▶ _TASK PROMPT_: Repeat the listing below in full, exactly as it stands.

▶ _DATA TO USE_:
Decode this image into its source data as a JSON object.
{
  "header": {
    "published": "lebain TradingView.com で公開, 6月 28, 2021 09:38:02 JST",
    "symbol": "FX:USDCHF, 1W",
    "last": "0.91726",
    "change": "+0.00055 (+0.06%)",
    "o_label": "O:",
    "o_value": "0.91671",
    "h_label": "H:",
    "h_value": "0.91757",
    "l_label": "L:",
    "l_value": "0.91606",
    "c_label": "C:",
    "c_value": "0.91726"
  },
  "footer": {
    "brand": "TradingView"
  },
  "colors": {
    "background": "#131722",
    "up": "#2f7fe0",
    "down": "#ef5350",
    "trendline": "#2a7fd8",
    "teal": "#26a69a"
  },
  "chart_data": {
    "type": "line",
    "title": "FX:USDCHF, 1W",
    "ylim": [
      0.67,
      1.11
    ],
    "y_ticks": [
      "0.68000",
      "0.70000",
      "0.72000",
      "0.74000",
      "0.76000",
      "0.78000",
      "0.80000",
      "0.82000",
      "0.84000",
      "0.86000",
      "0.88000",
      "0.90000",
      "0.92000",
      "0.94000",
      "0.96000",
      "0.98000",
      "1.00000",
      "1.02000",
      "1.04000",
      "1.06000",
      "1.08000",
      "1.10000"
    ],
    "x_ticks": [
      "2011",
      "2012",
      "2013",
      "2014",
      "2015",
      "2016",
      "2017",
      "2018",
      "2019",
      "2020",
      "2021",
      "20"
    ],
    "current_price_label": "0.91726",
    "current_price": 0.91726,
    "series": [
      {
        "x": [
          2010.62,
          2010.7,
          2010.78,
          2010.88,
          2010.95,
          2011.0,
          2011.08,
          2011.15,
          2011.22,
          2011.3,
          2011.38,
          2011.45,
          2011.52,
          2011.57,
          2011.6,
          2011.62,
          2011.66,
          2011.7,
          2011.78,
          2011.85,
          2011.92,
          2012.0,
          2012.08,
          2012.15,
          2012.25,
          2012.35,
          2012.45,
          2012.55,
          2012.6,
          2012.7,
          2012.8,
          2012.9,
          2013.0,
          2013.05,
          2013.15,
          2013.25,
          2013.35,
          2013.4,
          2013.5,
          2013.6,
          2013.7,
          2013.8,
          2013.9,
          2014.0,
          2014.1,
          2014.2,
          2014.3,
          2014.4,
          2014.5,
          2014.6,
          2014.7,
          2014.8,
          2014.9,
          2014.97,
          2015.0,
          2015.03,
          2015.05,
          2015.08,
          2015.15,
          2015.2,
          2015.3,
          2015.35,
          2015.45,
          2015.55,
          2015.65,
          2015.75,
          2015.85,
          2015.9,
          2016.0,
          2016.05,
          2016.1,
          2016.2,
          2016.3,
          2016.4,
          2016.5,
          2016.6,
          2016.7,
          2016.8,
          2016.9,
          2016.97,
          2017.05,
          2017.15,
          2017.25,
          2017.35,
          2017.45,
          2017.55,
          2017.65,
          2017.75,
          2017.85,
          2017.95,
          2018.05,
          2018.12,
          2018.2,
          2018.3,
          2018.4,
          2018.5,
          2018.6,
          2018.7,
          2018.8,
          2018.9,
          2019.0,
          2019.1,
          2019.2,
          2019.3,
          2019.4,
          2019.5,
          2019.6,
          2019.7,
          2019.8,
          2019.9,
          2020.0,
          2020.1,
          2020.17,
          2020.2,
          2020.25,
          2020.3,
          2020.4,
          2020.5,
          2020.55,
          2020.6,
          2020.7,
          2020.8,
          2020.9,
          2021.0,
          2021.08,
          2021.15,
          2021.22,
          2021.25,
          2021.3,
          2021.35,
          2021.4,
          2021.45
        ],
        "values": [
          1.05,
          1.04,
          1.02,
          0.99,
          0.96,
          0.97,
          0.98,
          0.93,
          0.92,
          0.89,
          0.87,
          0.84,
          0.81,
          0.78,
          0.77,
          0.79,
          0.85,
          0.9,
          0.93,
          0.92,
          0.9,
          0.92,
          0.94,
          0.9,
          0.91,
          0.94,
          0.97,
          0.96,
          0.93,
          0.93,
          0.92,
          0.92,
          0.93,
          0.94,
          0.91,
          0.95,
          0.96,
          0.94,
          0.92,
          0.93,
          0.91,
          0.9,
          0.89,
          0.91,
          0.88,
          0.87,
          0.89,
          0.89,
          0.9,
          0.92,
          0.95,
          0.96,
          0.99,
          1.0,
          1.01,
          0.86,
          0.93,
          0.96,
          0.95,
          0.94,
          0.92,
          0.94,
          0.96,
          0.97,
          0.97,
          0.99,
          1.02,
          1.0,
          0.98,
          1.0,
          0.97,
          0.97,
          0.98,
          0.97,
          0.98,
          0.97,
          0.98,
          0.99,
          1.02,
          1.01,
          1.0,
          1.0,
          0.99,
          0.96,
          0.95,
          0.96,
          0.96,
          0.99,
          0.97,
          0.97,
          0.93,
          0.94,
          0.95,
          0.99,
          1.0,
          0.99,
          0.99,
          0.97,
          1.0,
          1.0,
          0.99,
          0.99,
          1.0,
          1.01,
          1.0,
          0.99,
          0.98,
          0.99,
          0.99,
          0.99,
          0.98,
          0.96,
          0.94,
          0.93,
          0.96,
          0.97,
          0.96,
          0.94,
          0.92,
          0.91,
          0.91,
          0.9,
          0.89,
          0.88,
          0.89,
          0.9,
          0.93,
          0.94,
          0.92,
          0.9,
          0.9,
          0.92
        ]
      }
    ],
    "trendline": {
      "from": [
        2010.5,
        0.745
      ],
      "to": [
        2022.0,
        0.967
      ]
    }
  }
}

▶ _EXERCISE ANSWER_:
Decode this image into its source data as a JSON object.
{
  "header": {
    "published": "lebain TradingView.com で公開, 6月 28, 2021 09:38:02 JST",
    "symbol": "FX:USDCHF, 1W",
    "last": "0.91726",
    "change": "+0.00055 (+0.06%)",
    "o_label": "O:",
    "o_value": "0.91671",
    "h_label": "H:",
    "h_value": "0.91757",
    "l_label": "L:",
    "l_value": "0.91606",
    "c_label": "C:",
    "c_value": "0.91726"
  },
  "footer": {
    "brand": "TradingView"
  },
  "colors": {
    "background": "#131722",
    "up": "#2f7fe0",
    "down": "#ef5350",
    "trendline": "#2a7fd8",
    "teal": "#26a69a"
  },
  "chart_data": {
    "type": "line",
    "title": "FX:USDCHF, 1W",
    "ylim": [
      0.67,
      1.11
    ],
    "y_ticks": [
      "0.68000",
      "0.70000",
      "0.72000",
      "0.74000",
      "0.76000",
      "0.78000",
      "0.80000",
      "0.82000",
      "0.84000",
      "0.86000",
      "0.88000",
      "0.90000",
      "0.92000",
      "0.94000",
      "0.96000",
      "0.98000",
      "1.00000",
      "1.02000",
      "1.04000",
      "1.06000",
      "1.08000",
      "1.10000"
    ],
    "x_ticks": [
      "2011",
      "2012",
      "2013",
      "2014",
      "2015",
      "2016",
      "2017",
      "2018",
      "2019",
      "2020",
      "2021",
      "20"
    ],
    "current_price_label": "0.91726",
    "current_price": 0.91726,
    "series": [
      {
        "x": [
          2010.62,
          2010.7,
          2010.78,
          2010.88,
          2010.95,
          2011.0,
          2011.08,
          2011.15,
          2011.22,
          2011.3,
          2011.38,
          2011.45,
          2011.52,
          2011.57,
          2011.6,
          2011.62,
          2011.66,
          2011.7,
          2011.78,
          2011.85,
          2011.92,
          2012.0,
          2012.08,
          2012.15,
          2012.25,
          2012.35,
          2012.45,
          2012.55,
          2012.6,
          2012.7,
          2012.8,
          2012.9,
          2013.0,
          2013.05,
          2013.15,
          2013.25,
          2013.35,
          2013.4,
          2013.5,
          2013.6,
          2013.7,
          2013.8,
          2013.9,
          2014.0,
          2014.1,
          2014.2,
          2014.3,
          2014.4,
          2014.5,
          2014.6,
          2014.7,
          2014.8,
          2014.9,
          2014.97,
          2015.0,
          2015.03,
          2015.05,
          2015.08,
          2015.15,
          2015.2,
          2015.3,
          2015.35,
          2015.45,
          2015.55,
          2015.65,
          2015.75,
          2015.85,
          2015.9,
          2016.0,
          2016.05,
          2016.1,
          2016.2,
          2016.3,
          2016.4,
          2016.5,
          2016.6,
          2016.7,
          2016.8,
          2016.9,
          2016.97,
          2017.05,
          2017.15,
          2017.25,
          2017.35,
          2017.45,
          2017.55,
          2017.65,
          2017.75,
          2017.85,
          2017.95,
          2018.05,
          2018.12,
          2018.2,
          2018.3,
          2018.4,
          2018.5,
          2018.6,
          2018.7,
          2018.8,
          2018.9,
          2019.0,
          2019.1,
          2019.2,
          2019.3,
          2019.4,
          2019.5,
          2019.6,
          2019.7,
          2019.8,
          2019.9,
          2020.0,
          2020.1,
          2020.17,
          2020.2,
          2020.25,
          2020.3,
          2020.4,
          2020.5,
          2020.55,
          2020.6,
          2020.7,
          2020.8,
          2020.9,
          2021.0,
          2021.08,
          2021.15,
          2021.22,
          2021.25,
          2021.3,
          2021.35,
          2021.4,
          2021.45
        ],
        "values": [
          1.05,
          1.04,
          1.02,
          0.99,
          0.96,
          0.97,
          0.98,
          0.93,
          0.92,
          0.89,
          0.87,
          0.84,
          0.81,
          0.78,
          0.77,
          0.79,
          0.85,
          0.9,
          0.93,
          0.92,
          0.9,
          0.92,
          0.94,
          0.9,
          0.91,
          0.94,
          0.97,
          0.96,
          0.93,
          0.93,
          0.92,
          0.92,
          0.93,
          0.94,
          0.91,
          0.95,
          0.96,
          0.94,
          0.92,
          0.93,
          0.91,
          0.9,
          0.89,
          0.91,
          0.88,
          0.87,
          0.89,
          0.89,
          0.9,
          0.92,
          0.95,
          0.96,
          0.99,
          1.0,
          1.01,
          0.86,
          0.93,
          0.96,
          0.95,
          0.94,
          0.92,
          0.94,
          0.96,
          0.97,
          0.97,
          0.99,
          1.02,
          1.0,
          0.98,
          1.0,
          0.97,
          0.97,
          0.98,
          0.97,
          0.98,
          0.97,
          0.98,
          0.99,
          1.02,
          1.01,
          1.0,
          1.0,
          0.99,
          0.96,
          0.95,
          0.96,
          0.96,
          0.99,
          0.97,
          0.97,
          0.93,
          0.94,
          0.95,
          0.99,
          1.0,
          0.99,
          0.99,
          0.97,
          1.0,
          1.0,
          0.99,
          0.99,
          1.0,
          1.01,
          1.0,
          0.99,
          0.98,
          0.99,
          0.99,
          0.99,
          0.98,
          0.96,
          0.94,
          0.93,
          0.96,
          0.97,
          0.96,
          0.94,
          0.92,
          0.91,
          0.91,
          0.9,
          0.89,
          0.88,
          0.89,
          0.9,
          0.93,
          0.94,
          0.92,
          0.9,
          0.9,
          0.92
        ]
      }
    ],
    "trendline": {
      "from": [
        2010.5,
        0.745
      ],
      "to": [
        2022.0,
        0.967
      ]
    }
  }
}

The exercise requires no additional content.